Extracted material:
----

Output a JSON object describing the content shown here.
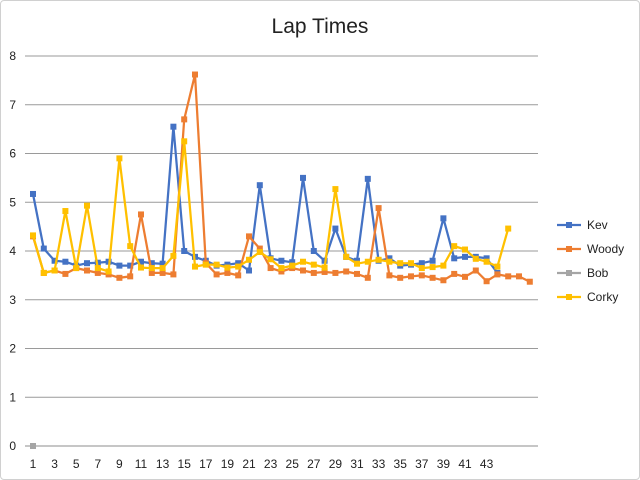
{
  "chart_data": {
    "type": "line",
    "title": "Lap Times",
    "xlabel": "",
    "ylabel": "",
    "ylim": [
      0,
      8
    ],
    "yticks": [
      "0",
      "1",
      "2",
      "3",
      "4",
      "5",
      "6",
      "7",
      "8"
    ],
    "xticks": [
      "1",
      "3",
      "5",
      "7",
      "9",
      "11",
      "13",
      "15",
      "17",
      "19",
      "21",
      "23",
      "25",
      "27",
      "29",
      "31",
      "33",
      "35",
      "37",
      "39",
      "41",
      "43"
    ],
    "grid": "horizontal",
    "legend": "right",
    "series": [
      {
        "name": "Kev",
        "color": "#4472C4",
        "marker": "square",
        "values": [
          5.17,
          4.05,
          3.8,
          3.78,
          3.7,
          3.75,
          3.76,
          3.78,
          3.7,
          3.7,
          3.78,
          3.75,
          3.74,
          6.55,
          4.0,
          3.88,
          3.8,
          3.7,
          3.72,
          3.75,
          3.6,
          5.35,
          3.85,
          3.8,
          3.77,
          5.5,
          4.0,
          3.8,
          4.46,
          3.88,
          3.8,
          5.48,
          3.8,
          3.85,
          3.7,
          3.72,
          3.75,
          3.8,
          4.67,
          3.85,
          3.88,
          3.88,
          3.85,
          3.55
        ]
      },
      {
        "name": "Woody",
        "color": "#ED7D31",
        "marker": "square",
        "values": [
          4.3,
          3.55,
          3.6,
          3.53,
          3.65,
          3.6,
          3.55,
          3.52,
          3.45,
          3.48,
          4.75,
          3.55,
          3.55,
          3.52,
          6.7,
          7.62,
          3.75,
          3.52,
          3.55,
          3.5,
          4.3,
          4.05,
          3.65,
          3.58,
          3.65,
          3.6,
          3.55,
          3.57,
          3.55,
          3.58,
          3.53,
          3.45,
          4.88,
          3.5,
          3.45,
          3.48,
          3.5,
          3.45,
          3.4,
          3.53,
          3.47,
          3.6,
          3.38,
          3.52,
          3.48,
          3.48,
          3.37
        ]
      },
      {
        "name": "Bob",
        "color": "#A5A5A5",
        "marker": "square",
        "values": [
          0
        ]
      },
      {
        "name": "Corky",
        "color": "#FFC000",
        "marker": "square",
        "values": [
          4.32,
          3.55,
          3.6,
          4.82,
          3.65,
          4.93,
          3.65,
          3.58,
          5.9,
          4.1,
          3.66,
          3.65,
          3.65,
          3.9,
          6.25,
          3.68,
          3.72,
          3.72,
          3.66,
          3.68,
          3.82,
          3.98,
          3.83,
          3.65,
          3.7,
          3.78,
          3.72,
          3.66,
          5.27,
          3.88,
          3.74,
          3.78,
          3.82,
          3.78,
          3.75,
          3.75,
          3.65,
          3.67,
          3.7,
          4.1,
          4.03,
          3.84,
          3.78,
          3.68,
          4.46
        ]
      }
    ]
  }
}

----

Quote everything in the listing above exactly; pictures are the only thing to omit.

Output a JSON object describing the content shown here.
{
  "chart_data": {
    "type": "line",
    "title": "Lap Times",
    "xlabel": "",
    "ylabel": "",
    "ylim": [
      0,
      8
    ],
    "yticks": [
      "0",
      "1",
      "2",
      "3",
      "4",
      "5",
      "6",
      "7",
      "8"
    ],
    "xticks": [
      "1",
      "3",
      "5",
      "7",
      "9",
      "11",
      "13",
      "15",
      "17",
      "19",
      "21",
      "23",
      "25",
      "27",
      "29",
      "31",
      "33",
      "35",
      "37",
      "39",
      "41",
      "43"
    ],
    "grid": "horizontal",
    "legend": "right",
    "series": [
      {
        "name": "Kev",
        "color": "#4472C4",
        "marker": "square",
        "values": [
          5.17,
          4.05,
          3.8,
          3.78,
          3.7,
          3.75,
          3.76,
          3.78,
          3.7,
          3.7,
          3.78,
          3.75,
          3.74,
          6.55,
          4.0,
          3.88,
          3.8,
          3.7,
          3.72,
          3.75,
          3.6,
          5.35,
          3.85,
          3.8,
          3.77,
          5.5,
          4.0,
          3.8,
          4.46,
          3.88,
          3.8,
          5.48,
          3.8,
          3.85,
          3.7,
          3.72,
          3.75,
          3.8,
          4.67,
          3.85,
          3.88,
          3.88,
          3.85,
          3.55
        ]
      },
      {
        "name": "Woody",
        "color": "#ED7D31",
        "marker": "square",
        "values": [
          4.3,
          3.55,
          3.6,
          3.53,
          3.65,
          3.6,
          3.55,
          3.52,
          3.45,
          3.48,
          4.75,
          3.55,
          3.55,
          3.52,
          6.7,
          7.62,
          3.75,
          3.52,
          3.55,
          3.5,
          4.3,
          4.05,
          3.65,
          3.58,
          3.65,
          3.6,
          3.55,
          3.57,
          3.55,
          3.58,
          3.53,
          3.45,
          4.88,
          3.5,
          3.45,
          3.48,
          3.5,
          3.45,
          3.4,
          3.53,
          3.47,
          3.6,
          3.38,
          3.52,
          3.48,
          3.48,
          3.37
        ]
      },
      {
        "name": "Bob",
        "color": "#A5A5A5",
        "marker": "square",
        "values": [
          0
        ]
      },
      {
        "name": "Corky",
        "color": "#FFC000",
        "marker": "square",
        "values": [
          4.32,
          3.55,
          3.6,
          4.82,
          3.65,
          4.93,
          3.65,
          3.58,
          5.9,
          4.1,
          3.66,
          3.65,
          3.65,
          3.9,
          6.25,
          3.68,
          3.72,
          3.72,
          3.66,
          3.68,
          3.82,
          3.98,
          3.83,
          3.65,
          3.7,
          3.78,
          3.72,
          3.66,
          5.27,
          3.88,
          3.74,
          3.78,
          3.82,
          3.78,
          3.75,
          3.75,
          3.65,
          3.67,
          3.7,
          4.1,
          4.03,
          3.84,
          3.78,
          3.68,
          4.46
        ]
      }
    ]
  }
}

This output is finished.